En primer término, resulta indispensable terminar con las llamadas “jubilaciones de privilegio”, de las que gozan tantos ex funcionarios y legisladores, ya que constituyen un factor innegablemente irritante para una sociedad que se ve obligada a apretarse mucho el cinturón y que ve recaer diariamente en la pobreza a muchos que habían conseguido salir de ella; éstos, como es natural, son víctimas de un resentimiento que puede transformarse en un peligrosísimo caldo de cultivo para cualquier aventura destituyente.
Para solucionar todos esos problemas, sugiero que, tan pronto superemos diciembre, un mes clave si los hay para esta situación, comencemos a construir un círculo virtuoso, destinando parte del gasto, hoy improductivo, y con la colaboración e interacción de capitales privados, a la construcción de viviendas sociales, escuelas y centros de salud en el interior del país, en especial en aquellos lugares donde la fuerte devaluación ha incrementado la posibilidad de exportar productos de todo tipo y en los cuales falta notoriamente mano de obra. Entonces, y sólo entonces, resultará posible exigir a los beneficiarios de esa mal entendida, y mal encarada, caridad el cumplimiento de los requisitos y contraprestaciones que la propia ley originalmente les imponía y que hoy han sido olvidados.

■ ■ ■ ■

Lista de tareas:
(a) Extrae del fragmento la parte que comienza con las palabras que contienen "Para solucionar todos" y termina con "han sido olvidados.".
(b) Enumera las obras que, según el fragmento, deberían construirse en el interior del país.

[Registros extraídos]
■ ■ ■ ■

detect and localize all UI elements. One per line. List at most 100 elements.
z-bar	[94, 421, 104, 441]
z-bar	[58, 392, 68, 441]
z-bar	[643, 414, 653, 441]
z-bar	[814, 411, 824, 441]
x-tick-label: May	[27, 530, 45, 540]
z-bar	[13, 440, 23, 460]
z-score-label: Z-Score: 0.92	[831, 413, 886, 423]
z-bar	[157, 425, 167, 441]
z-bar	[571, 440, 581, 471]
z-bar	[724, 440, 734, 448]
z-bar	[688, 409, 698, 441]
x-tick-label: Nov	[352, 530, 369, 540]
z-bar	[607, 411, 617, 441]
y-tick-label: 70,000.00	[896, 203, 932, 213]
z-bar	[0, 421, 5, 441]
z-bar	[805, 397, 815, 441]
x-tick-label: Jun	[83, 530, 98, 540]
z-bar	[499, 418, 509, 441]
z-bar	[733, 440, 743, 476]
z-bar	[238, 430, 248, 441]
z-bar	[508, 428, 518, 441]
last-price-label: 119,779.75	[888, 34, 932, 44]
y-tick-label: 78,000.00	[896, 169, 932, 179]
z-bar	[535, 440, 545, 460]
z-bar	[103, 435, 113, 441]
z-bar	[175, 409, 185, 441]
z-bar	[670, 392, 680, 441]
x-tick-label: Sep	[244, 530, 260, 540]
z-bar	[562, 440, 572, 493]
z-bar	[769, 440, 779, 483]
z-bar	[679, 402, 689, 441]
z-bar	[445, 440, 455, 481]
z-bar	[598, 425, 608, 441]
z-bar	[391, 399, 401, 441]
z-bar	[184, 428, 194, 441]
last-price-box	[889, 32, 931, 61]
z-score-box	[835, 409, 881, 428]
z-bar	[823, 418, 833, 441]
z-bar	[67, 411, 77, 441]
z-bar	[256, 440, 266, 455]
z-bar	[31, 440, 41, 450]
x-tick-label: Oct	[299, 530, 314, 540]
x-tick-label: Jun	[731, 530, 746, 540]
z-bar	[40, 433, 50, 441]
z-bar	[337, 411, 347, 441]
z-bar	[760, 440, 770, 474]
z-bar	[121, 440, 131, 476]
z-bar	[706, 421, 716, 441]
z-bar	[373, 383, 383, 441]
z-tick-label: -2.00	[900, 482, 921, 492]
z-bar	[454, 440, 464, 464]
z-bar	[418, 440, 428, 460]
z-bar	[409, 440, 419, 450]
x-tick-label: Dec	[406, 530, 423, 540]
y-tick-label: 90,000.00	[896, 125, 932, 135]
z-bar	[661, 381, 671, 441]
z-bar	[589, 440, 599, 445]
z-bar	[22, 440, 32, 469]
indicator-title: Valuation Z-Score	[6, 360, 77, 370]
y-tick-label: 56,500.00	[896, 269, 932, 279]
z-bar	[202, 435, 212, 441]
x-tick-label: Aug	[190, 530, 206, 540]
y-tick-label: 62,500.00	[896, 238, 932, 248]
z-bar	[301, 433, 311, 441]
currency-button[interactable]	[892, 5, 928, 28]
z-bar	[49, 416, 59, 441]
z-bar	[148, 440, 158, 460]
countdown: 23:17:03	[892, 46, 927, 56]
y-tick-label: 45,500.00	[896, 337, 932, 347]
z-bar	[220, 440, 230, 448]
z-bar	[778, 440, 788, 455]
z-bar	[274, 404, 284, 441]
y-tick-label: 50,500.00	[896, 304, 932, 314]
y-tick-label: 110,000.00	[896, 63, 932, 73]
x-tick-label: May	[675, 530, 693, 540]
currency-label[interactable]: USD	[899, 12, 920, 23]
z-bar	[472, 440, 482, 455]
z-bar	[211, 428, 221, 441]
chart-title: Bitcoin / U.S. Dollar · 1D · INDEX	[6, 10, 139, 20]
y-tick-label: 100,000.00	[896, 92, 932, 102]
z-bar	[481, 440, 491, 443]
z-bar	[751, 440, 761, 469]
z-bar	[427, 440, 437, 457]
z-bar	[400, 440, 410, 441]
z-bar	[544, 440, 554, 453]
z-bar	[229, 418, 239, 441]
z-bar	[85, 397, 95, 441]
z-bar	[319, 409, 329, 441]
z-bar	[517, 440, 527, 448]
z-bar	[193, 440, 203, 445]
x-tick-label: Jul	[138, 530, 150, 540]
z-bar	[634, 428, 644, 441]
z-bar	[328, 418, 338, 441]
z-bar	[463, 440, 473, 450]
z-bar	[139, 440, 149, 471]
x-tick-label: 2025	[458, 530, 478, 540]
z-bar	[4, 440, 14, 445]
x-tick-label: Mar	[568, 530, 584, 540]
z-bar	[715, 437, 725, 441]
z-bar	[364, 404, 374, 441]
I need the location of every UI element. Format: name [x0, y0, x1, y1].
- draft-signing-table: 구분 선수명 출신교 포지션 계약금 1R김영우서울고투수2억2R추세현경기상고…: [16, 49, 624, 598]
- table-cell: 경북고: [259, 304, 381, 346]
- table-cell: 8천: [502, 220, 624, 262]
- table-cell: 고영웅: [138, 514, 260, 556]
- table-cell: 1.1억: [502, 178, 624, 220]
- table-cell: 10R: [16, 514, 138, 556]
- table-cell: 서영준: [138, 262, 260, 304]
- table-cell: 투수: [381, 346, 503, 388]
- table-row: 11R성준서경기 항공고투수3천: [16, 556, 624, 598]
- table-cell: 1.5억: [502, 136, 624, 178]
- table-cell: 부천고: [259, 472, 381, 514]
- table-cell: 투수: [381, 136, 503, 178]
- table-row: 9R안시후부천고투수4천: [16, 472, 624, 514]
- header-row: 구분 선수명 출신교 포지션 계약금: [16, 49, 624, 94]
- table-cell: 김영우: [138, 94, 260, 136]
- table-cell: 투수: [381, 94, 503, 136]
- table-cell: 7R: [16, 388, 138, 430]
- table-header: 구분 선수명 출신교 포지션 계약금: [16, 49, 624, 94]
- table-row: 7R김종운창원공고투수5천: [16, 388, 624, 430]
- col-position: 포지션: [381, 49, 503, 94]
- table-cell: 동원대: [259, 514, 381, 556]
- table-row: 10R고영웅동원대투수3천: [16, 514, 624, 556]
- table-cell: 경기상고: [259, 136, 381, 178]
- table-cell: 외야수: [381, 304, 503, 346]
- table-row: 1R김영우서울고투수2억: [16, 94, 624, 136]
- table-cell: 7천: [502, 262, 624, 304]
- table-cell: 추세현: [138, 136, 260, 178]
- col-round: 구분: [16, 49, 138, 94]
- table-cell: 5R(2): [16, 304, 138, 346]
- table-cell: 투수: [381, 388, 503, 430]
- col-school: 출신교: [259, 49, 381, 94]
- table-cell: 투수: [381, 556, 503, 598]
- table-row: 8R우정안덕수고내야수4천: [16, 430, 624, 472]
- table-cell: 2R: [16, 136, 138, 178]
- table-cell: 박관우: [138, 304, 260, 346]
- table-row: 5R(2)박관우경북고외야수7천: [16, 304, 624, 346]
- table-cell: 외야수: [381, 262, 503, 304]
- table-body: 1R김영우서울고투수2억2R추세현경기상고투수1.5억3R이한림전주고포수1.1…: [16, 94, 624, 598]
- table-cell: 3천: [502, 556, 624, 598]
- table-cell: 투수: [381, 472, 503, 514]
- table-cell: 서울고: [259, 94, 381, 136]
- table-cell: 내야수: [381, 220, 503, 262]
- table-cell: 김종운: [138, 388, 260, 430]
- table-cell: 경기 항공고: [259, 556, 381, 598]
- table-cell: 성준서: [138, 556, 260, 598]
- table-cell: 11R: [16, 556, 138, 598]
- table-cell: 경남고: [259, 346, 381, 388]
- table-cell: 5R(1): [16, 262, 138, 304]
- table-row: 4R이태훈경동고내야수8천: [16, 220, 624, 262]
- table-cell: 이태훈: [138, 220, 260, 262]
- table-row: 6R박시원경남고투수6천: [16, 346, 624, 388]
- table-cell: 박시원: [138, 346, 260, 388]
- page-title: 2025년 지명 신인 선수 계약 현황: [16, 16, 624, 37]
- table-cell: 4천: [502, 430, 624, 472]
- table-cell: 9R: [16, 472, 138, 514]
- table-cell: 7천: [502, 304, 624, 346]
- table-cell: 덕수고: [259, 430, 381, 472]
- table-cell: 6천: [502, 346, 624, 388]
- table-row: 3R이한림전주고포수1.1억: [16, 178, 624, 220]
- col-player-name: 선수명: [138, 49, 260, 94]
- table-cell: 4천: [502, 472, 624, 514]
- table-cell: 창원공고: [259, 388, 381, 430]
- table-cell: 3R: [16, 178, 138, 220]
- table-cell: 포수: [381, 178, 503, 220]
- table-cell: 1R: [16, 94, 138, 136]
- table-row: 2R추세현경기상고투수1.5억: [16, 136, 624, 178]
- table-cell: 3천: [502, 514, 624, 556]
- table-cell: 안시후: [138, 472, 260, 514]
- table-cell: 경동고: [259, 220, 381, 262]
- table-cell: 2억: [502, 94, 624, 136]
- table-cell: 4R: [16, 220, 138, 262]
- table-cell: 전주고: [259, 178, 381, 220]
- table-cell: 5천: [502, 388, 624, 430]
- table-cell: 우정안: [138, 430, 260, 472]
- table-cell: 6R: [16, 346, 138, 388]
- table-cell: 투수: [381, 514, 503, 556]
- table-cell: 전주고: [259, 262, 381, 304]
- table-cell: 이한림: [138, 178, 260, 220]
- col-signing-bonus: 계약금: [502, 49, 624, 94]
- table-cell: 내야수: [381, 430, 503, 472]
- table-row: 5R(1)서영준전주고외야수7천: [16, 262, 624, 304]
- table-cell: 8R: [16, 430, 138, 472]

■ ■ ■ ■

Soluciones por tarea:
(a)
Para solucionar todos esos problemas, sugiero que, tan pronto superemos diciembre, un mes clave si los hay para esta situación, comencemos a construir un círculo virtuoso, destinando parte del gasto, hoy improductivo, y con la colaboración e interacción de capitales privados, a la construcción de viviendas sociales, escuelas y centros de salud en el interior del país, en especial en aquellos lugares donde la fuerte devaluación ha incrementado la posibilidad de exportar productos de todo tipo y en los cuales falta notoriamente mano de obra. Entonces, y sólo entonces, resultará posible exigir a los beneficiarios de esa mal entendida, y mal encarada, caridad el cumplimiento de los requisitos y contraprestaciones que la propia ley originalmente les imponía y que hoy han sido olvidados.

(b) Viviendas sociales, escuelas y centros de salud.